Fragmento del documento:
======

Terroristas emocionales

¡Cuantas veces la ultraderecha se parapeta tras la libertad de expresión para aterrorizar selectiva o indiscriminadamente!
No, por supuesto que no vale todo. Y menos cuando estos energúmenos disfrazados de gente de orden a lo que se dedican es al terrorismo emocional contra personas especialmente vulnerables. Pretenden estos fascistas intolerantes abusar de las libertades que protege la democracia para amedrentar a quienes no viven como ellos, los fascistas disfrazados de integristas católicos, quieren que vivan.

Espeluznantes las cuadrillas de “señoras” del Barrio de Salamanca que protagonizan escraches frente a las clínicas donde se interrumpe voluntariamente el embarazo, acosando y ultrajando a las mujeres que acuden a ejercer el derecho de elegir cuando quieren y cuando no ser madres. Un momento que, pese a haber sido decidido libremente, jamás es un plato de gusto y siempre es afrontado con dolor e inseguridad. Y las trogloditas ultrareaccionarias de las asociaciones (mal llamadas) “ProVida” abordan e intimidan agresiva y vociferantemente en plena vía pública a esas mujeres.

======

Datos proporcionados:

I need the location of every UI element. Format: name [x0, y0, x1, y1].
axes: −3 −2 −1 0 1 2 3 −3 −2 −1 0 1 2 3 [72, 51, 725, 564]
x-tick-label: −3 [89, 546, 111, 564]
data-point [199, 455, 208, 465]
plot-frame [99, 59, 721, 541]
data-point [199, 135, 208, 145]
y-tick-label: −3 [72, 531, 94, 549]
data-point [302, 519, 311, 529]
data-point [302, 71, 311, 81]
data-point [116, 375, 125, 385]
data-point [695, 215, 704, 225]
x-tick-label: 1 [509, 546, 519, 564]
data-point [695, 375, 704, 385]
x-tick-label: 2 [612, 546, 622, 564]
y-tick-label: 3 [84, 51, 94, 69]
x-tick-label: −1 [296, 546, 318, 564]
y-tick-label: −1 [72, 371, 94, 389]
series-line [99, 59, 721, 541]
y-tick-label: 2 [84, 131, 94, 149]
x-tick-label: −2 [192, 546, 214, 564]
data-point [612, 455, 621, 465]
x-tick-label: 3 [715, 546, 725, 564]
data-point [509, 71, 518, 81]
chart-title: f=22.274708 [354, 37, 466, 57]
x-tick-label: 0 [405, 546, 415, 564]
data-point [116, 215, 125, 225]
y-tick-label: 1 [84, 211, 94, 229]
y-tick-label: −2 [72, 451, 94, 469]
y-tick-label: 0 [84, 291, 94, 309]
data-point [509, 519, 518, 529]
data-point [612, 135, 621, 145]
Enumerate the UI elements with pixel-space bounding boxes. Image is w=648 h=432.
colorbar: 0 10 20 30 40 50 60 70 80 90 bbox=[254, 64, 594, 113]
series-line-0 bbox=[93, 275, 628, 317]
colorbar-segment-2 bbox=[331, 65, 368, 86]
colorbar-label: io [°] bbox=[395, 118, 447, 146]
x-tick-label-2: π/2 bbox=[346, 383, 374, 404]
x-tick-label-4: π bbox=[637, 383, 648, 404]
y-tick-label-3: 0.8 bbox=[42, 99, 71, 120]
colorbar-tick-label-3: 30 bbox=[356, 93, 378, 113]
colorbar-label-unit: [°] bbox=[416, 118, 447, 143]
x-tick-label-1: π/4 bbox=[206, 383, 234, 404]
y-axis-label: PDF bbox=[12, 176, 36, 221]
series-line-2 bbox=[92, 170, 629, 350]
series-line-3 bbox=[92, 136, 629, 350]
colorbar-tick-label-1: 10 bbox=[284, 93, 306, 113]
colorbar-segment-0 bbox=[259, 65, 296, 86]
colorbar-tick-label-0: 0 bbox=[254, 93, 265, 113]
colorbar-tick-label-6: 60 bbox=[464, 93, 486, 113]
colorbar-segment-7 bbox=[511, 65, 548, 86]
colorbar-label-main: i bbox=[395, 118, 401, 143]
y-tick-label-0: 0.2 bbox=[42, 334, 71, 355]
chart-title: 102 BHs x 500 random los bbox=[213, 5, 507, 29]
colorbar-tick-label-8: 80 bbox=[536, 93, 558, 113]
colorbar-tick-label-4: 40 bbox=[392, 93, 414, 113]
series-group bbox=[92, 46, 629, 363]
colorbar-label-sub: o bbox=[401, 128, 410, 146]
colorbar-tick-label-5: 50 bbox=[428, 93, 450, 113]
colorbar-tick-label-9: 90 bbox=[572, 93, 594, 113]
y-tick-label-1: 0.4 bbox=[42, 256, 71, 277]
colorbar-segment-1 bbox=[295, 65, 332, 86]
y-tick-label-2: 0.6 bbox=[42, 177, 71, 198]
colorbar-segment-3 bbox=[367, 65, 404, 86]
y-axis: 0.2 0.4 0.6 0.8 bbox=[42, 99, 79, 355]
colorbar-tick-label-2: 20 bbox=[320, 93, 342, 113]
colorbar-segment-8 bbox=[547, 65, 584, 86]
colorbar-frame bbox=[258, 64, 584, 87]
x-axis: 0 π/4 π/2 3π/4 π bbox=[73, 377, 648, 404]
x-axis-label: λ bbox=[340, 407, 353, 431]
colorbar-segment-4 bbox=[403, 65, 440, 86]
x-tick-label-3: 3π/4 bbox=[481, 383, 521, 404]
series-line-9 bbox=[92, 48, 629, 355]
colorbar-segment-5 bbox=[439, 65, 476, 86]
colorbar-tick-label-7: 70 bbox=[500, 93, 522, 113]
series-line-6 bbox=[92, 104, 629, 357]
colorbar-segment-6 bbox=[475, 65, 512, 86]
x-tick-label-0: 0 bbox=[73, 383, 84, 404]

======

Tarea: Retoma el artículo de opinión «Terroristas emocionales», que aparece más arriba antes de los datos, y continúalo a partir de su última oración.

Respuesta:
No satisfecha la ultraderecha con la impunidad con que realizan estas agresiones, ahora recurren a los autobuses pagados con fondos derivados de las subvenciones que les otorgan las administraciones del PP. El objetivo ahora son los jóvenes transexuales que, en una edad aún de maduración y crecimiento, ven como esta oscura cuadrilla de fanáticos ultras les atacan con mensajes ofensivos e hirientes. No es libertad de expresión, es una agresión humillante sin paliativos a jóvenes que buscan defender su identidad sexual sin que les venga impuesta por estos cromañones.

La democracia da el derecho a expresarse libremente, cierto, pero no puede ser el pretexto para camuflar prácticas abusivas y retorcidas que buscan herir en los corazones y en las mentes a personas que, por su especial situación, deben gozar de una también especial protección por parte de la sociedad y los poderes públicos.

Y, desde luego, jamás, jamás, jamás, debemos permitir a los enemigos de la democracia el beneficio de que utilicen para acabar con ella las mismas libertades que el sistema garantiza.

Recuerda: el fascismo avanza si no se le resiste.